# Written instruction A
Update the listing from its first line through the line containing "menu-item-create-movie[interactable]: Create a", inclusive, replacing "Movies" with "Films" and leaving everything else unchanged.

5 Tips for Getting Your Home Winter Ready
The leaves have fallen and the temperatures are dropping — time to make sure your home is ready for winter! Here are a few easy items to check off your list.
Plumbing and Hoses
Make sure all of the hoses have been removed from the outside hose bib and drained. Adding a hose bib insulator to the faucet is also helpful for insulating. If your home is older or hasn’t been weatherized, when temperatures drop below zero leave cabinet doors open in kitchen and bathrooms so warm air in your home can reach the pipes. Make sure everyone in the family knows how to turn off the water at the main valve should a pipe break.
Smoke and Carbon Monoxide Detectors
Be sure to test or change batteries in smoke detectors and carbon monoxide detectors. Replace with new detectors as needed per the manufacturers recommendations. A good tip is to check smoke detectors and carbon monoxide detectors monthly.

# Given data

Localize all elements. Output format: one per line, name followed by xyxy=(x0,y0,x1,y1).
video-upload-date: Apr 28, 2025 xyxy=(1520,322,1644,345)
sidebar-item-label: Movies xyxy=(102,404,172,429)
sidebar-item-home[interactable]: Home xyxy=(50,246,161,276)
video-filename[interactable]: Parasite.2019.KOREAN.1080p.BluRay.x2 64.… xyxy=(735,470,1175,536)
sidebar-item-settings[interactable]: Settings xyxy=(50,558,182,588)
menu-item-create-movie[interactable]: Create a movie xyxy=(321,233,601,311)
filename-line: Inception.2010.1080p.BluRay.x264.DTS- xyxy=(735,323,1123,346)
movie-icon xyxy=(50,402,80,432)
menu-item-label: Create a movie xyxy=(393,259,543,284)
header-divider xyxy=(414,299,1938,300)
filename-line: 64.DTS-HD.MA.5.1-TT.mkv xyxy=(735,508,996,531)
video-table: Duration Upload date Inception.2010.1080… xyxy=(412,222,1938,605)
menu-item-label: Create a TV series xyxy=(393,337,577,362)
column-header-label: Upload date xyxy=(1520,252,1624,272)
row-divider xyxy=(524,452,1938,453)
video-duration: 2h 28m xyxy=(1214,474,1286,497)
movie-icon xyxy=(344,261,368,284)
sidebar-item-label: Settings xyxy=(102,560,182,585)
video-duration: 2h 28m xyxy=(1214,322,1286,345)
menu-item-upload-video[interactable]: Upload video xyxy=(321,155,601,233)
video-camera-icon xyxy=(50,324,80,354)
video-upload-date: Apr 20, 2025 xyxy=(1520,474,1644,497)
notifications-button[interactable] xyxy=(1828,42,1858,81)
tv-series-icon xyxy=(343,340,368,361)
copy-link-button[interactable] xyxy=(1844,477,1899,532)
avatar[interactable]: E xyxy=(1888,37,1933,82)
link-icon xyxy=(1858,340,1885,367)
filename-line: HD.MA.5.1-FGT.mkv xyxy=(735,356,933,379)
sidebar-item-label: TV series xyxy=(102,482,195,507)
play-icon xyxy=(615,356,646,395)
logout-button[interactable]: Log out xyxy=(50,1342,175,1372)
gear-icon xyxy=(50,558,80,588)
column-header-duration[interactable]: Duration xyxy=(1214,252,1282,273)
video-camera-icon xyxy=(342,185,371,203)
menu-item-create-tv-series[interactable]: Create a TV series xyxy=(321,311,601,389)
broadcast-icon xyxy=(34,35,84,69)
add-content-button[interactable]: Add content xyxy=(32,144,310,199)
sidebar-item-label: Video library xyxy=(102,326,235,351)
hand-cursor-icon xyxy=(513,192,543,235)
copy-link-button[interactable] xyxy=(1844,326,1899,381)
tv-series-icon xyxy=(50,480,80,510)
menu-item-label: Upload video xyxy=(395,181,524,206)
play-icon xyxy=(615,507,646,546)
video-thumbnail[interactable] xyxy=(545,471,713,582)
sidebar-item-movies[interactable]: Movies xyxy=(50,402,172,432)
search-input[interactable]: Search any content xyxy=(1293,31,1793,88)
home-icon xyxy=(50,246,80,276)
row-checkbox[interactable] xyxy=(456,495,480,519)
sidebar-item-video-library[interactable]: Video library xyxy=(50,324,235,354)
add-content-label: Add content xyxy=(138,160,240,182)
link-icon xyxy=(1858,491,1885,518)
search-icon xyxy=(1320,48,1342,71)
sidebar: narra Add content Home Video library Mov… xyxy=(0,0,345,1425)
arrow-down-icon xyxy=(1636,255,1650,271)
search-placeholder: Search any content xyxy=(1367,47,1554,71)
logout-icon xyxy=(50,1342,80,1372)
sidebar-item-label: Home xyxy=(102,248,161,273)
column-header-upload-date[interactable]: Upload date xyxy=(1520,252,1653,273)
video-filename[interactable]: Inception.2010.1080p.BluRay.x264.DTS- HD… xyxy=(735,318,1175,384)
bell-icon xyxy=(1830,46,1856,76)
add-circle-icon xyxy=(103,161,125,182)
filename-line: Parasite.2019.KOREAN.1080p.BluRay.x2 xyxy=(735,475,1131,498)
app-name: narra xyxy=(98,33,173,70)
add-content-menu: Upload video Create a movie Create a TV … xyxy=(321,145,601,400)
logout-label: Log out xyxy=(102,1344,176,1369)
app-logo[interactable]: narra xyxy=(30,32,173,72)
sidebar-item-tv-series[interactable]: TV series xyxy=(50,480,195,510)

# Written instruction B
According to the winter-readiness tips, how often is it a good idea to check smoke and carbon monoxide detectors?

# Complete answer A
Localize all elements. Output format: one per line, name followed by xyxy=(x0,y0,x1,y1).
video-upload-date: Apr 28, 2025 xyxy=(1520,322,1644,345)
sidebar-item-label: Films xyxy=(102,404,172,429)
sidebar-item-home[interactable]: Home xyxy=(50,246,161,276)
video-filename[interactable]: Parasite.2019.KOREAN.1080p.BluRay.x2 64.… xyxy=(735,470,1175,536)
sidebar-item-settings[interactable]: Settings xyxy=(50,558,182,588)
menu-item-create-movie[interactable]: Create a movie xyxy=(321,233,601,311)

# Complete answer B
Monthly.